┌──
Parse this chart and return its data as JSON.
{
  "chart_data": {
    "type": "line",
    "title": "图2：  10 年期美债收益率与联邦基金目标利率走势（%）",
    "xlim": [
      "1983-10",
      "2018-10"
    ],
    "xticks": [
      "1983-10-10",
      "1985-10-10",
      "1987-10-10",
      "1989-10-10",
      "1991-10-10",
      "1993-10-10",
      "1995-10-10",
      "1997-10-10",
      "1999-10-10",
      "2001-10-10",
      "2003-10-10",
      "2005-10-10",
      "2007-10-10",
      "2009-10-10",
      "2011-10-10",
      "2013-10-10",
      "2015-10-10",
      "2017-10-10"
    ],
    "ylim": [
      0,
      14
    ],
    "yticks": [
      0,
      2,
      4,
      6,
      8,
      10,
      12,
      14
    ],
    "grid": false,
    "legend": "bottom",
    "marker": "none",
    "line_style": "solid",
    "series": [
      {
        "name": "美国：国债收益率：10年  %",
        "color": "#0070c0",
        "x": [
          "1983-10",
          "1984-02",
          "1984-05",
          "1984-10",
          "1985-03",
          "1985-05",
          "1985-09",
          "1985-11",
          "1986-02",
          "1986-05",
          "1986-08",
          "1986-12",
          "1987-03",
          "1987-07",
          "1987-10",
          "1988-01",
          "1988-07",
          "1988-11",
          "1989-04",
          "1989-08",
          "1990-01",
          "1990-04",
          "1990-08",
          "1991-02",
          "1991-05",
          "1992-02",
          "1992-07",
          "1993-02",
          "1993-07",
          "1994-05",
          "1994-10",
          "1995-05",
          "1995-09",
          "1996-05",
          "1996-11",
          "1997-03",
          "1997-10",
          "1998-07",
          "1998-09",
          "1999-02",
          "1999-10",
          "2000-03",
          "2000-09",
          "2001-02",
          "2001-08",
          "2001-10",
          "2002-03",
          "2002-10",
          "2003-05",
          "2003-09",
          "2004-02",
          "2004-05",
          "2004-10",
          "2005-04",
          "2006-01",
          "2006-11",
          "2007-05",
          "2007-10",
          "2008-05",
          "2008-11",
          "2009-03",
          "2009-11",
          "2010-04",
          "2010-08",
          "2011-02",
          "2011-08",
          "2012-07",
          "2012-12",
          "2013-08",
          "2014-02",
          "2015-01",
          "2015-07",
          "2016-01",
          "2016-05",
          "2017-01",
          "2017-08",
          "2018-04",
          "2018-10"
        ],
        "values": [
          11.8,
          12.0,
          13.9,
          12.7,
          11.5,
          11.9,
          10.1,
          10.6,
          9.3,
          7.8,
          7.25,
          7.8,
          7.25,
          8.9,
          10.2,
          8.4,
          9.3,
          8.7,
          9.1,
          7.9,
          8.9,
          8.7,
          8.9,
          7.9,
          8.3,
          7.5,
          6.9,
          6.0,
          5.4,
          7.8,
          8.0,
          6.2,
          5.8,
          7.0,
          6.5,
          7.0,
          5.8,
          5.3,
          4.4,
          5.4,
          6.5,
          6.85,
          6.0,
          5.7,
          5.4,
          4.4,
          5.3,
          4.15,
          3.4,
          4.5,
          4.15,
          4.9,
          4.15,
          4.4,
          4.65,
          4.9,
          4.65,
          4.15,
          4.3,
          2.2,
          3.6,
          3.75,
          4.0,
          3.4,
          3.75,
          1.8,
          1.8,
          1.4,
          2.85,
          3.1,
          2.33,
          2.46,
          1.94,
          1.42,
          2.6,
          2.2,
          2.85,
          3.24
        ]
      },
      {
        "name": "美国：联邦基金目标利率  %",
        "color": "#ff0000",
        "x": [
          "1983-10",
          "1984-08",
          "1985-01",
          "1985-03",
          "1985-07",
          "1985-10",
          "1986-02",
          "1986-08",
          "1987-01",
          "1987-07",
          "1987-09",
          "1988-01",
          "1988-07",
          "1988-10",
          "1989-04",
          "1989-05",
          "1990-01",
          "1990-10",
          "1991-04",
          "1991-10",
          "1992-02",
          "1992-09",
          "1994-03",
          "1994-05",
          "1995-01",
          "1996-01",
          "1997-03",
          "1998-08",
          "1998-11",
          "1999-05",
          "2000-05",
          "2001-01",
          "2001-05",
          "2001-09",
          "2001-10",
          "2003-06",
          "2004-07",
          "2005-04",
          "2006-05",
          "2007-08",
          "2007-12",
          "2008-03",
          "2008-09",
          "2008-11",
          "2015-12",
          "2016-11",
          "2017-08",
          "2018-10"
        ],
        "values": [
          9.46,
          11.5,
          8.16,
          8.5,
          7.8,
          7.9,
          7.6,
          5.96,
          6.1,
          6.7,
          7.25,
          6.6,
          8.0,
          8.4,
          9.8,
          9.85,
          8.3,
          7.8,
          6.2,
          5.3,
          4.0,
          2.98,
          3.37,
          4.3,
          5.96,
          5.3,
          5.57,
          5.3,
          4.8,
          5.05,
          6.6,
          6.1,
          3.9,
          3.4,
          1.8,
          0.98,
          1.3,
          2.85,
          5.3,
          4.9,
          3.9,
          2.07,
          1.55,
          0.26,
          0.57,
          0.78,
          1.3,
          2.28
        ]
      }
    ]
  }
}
└──
Every record above must be duplicated exactly.

• Written solution:
Parse this chart and return its data as JSON.
{
  "chart_data": {
    "type": "line",
    "title": "图2：  10 年期美债收益率与联邦基金目标利率走势（%）",
    "xlim": [
      "1983-10",
      "2018-10"
    ],
    "xticks": [
      "1983-10-10",
      "1985-10-10",
      "1987-10-10",
      "1989-10-10",
      "1991-10-10",
      "1993-10-10",
      "1995-10-10",
      "1997-10-10",
      "1999-10-10",
      "2001-10-10",
      "2003-10-10",
      "2005-10-10",
      "2007-10-10",
      "2009-10-10",
      "2011-10-10",
      "2013-10-10",
      "2015-10-10",
      "2017-10-10"
    ],
    "ylim": [
      0,
      14
    ],
    "yticks": [
      0,
      2,
      4,
      6,
      8,
      10,
      12,
      14
    ],
    "grid": false,
    "legend": "bottom",
    "marker": "none",
    "line_style": "solid",
    "series": [
      {
        "name": "美国：国债收益率：10年  %",
        "color": "#0070c0",
        "x": [
          "1983-10",
          "1984-02",
          "1984-05",
          "1984-10",
          "1985-03",
          "1985-05",
          "1985-09",
          "1985-11",
          "1986-02",
          "1986-05",
          "1986-08",
          "1986-12",
          "1987-03",
          "1987-07",
          "1987-10",
          "1988-01",
          "1988-07",
          "1988-11",
          "1989-04",
          "1989-08",
          "1990-01",
          "1990-04",
          "1990-08",
          "1991-02",
          "1991-05",
          "1992-02",
          "1992-07",
          "1993-02",
          "1993-07",
          "1994-05",
          "1994-10",
          "1995-05",
          "1995-09",
          "1996-05",
          "1996-11",
          "1997-03",
          "1997-10",
          "1998-07",
          "1998-09",
          "1999-02",
          "1999-10",
          "2000-03",
          "2000-09",
          "2001-02",
          "2001-08",
          "2001-10",
          "2002-03",
          "2002-10",
          "2003-05",
          "2003-09",
          "2004-02",
          "2004-05",
          "2004-10",
          "2005-04",
          "2006-01",
          "2006-11",
          "2007-05",
          "2007-10",
          "2008-05",
          "2008-11",
          "2009-03",
          "2009-11",
          "2010-04",
          "2010-08",
          "2011-02",
          "2011-08",
          "2012-07",
          "2012-12",
          "2013-08",
          "2014-02",
          "2015-01",
          "2015-07",
          "2016-01",
          "2016-05",
          "2017-01",
          "2017-08",
          "2018-04",
          "2018-10"
        ],
        "values": [
          11.8,
          12.0,
          13.9,
          12.7,
          11.5,
          11.9,
          10.1,
          10.6,
          9.3,
          7.8,
          7.25,
          7.8,
          7.25,
          8.9,
          10.2,
          8.4,
          9.3,
          8.7,
          9.1,
          7.9,
          8.9,
          8.7,
          8.9,
          7.9,
          8.3,
          7.5,
          6.9,
          6.0,
          5.4,
          7.8,
          8.0,
          6.2,
          5.8,
          7.0,
          6.5,
          7.0,
          5.8,
          5.3,
          4.4,
          5.4,
          6.5,
          6.85,
          6.0,
          5.7,
          5.4,
          4.4,
          5.3,
          4.15,
          3.4,
          4.5,
          4.15,
          4.9,
          4.15,
          4.4,
          4.65,
          4.9,
          4.65,
          4.15,
          4.3,
          2.2,
          3.6,
          3.75,
          4.0,
          3.4,
          3.75,
          1.8,
          1.8,
          1.4,
          2.85,
          3.1,
          2.33,
          2.46,
          1.94,
          1.42,
          2.6,
          2.2,
          2.85,
          3.24
        ]
      },
      {
        "name": "美国：联邦基金目标利率  %",
        "color": "#ff0000",
        "x": [
          "1983-10",
          "1984-08",
          "1985-01",
          "1985-03",
          "1985-07",
          "1985-10",
          "1986-02",
          "1986-08",
          "1987-01",
          "1987-07",
          "1987-09",
          "1988-01",
          "1988-07",
          "1988-10",
          "1989-04",
          "1989-05",
          "1990-01",
          "1990-10",
          "1991-04",
          "1991-10",
          "1992-02",
          "1992-09",
          "1994-03",
          "1994-05",
          "1995-01",
          "1996-01",
          "1997-03",
          "1998-08",
          "1998-11",
          "1999-05",
          "2000-05",
          "2001-01",
          "2001-05",
          "2001-09",
          "2001-10",
          "2003-06",
          "2004-07",
          "2005-04",
          "2006-05",
          "2007-08",
          "2007-12",
          "2008-03",
          "2008-09",
          "2008-11",
          "2015-12",
          "2016-11",
          "2017-08",
          "2018-10"
        ],
        "values": [
          9.46,
          11.5,
          8.16,
          8.5,
          7.8,
          7.9,
          7.6,
          5.96,
          6.1,
          6.7,
          7.25,
          6.6,
          8.0,
          8.4,
          9.8,
          9.85,
          8.3,
          7.8,
          6.2,
          5.3,
          4.0,
          2.98,
          3.37,
          4.3,
          5.96,
          5.3,
          5.57,
          5.3,
          4.8,
          5.05,
          6.6,
          6.1,
          3.9,
          3.4,
          1.8,
          0.98,
          1.3,
          2.85,
          5.3,
          4.9,
          3.9,
          2.07,
          1.55,
          0.26,
          0.57,
          0.78,
          1.3,
          2.28
        ]
      }
    ]
  }
}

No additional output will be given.